GIVEN PROBLEM: Copy all lines that contain the word "look".

──────────

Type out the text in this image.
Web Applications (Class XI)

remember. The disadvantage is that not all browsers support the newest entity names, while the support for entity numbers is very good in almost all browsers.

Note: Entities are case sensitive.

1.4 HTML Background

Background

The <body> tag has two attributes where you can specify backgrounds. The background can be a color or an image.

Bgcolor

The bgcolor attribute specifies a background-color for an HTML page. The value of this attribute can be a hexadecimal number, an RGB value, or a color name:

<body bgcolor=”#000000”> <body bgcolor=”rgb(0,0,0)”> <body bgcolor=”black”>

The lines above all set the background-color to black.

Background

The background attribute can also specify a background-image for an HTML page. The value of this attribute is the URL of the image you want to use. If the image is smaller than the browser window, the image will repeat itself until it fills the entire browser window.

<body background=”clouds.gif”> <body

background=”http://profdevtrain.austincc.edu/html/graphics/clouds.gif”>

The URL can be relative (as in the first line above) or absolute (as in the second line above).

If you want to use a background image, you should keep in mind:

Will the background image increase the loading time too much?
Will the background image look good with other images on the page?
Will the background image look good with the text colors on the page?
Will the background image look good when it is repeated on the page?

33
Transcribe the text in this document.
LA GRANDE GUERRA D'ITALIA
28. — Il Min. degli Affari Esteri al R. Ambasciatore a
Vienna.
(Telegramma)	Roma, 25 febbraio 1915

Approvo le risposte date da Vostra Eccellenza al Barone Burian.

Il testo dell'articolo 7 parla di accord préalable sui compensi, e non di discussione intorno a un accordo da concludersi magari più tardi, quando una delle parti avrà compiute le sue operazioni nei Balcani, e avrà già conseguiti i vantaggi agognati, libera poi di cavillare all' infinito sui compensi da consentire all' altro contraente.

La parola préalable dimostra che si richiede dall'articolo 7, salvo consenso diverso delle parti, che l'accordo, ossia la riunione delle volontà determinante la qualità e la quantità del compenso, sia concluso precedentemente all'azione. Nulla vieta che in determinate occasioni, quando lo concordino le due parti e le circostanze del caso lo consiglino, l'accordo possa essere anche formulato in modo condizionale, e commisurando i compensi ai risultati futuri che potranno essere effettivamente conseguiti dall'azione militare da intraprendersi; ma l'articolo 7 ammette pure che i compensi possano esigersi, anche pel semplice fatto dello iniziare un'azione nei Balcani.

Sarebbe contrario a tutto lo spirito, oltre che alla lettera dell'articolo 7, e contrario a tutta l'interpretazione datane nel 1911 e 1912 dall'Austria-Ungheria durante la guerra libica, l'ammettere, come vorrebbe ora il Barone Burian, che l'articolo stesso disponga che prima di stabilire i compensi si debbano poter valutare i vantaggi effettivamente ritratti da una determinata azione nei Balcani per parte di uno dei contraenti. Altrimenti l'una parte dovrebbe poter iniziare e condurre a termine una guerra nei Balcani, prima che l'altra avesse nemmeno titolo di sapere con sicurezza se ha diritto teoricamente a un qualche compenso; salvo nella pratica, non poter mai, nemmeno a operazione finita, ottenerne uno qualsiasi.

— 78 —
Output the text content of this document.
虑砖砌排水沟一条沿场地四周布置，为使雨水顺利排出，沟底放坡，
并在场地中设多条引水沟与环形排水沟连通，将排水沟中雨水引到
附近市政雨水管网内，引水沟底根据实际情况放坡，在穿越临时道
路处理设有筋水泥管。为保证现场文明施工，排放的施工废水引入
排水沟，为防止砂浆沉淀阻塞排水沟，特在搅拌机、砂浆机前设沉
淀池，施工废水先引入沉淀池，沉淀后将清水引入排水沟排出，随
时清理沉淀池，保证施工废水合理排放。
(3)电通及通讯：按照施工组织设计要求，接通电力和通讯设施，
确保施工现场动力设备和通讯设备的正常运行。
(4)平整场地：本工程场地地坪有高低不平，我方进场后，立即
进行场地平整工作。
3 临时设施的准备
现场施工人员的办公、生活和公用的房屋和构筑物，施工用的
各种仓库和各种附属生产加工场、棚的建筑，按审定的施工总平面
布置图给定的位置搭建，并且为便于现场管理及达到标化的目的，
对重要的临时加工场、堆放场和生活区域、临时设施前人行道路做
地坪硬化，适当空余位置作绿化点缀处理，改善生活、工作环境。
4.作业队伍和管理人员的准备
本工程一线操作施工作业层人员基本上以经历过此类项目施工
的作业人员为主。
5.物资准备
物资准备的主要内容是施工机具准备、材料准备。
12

──────────

WRITTEN RESPONSE:
Will the background image look good with other images on the page?
Will the background image look good with the text colors on the page?
Will the background image look good when it is repeated on the page?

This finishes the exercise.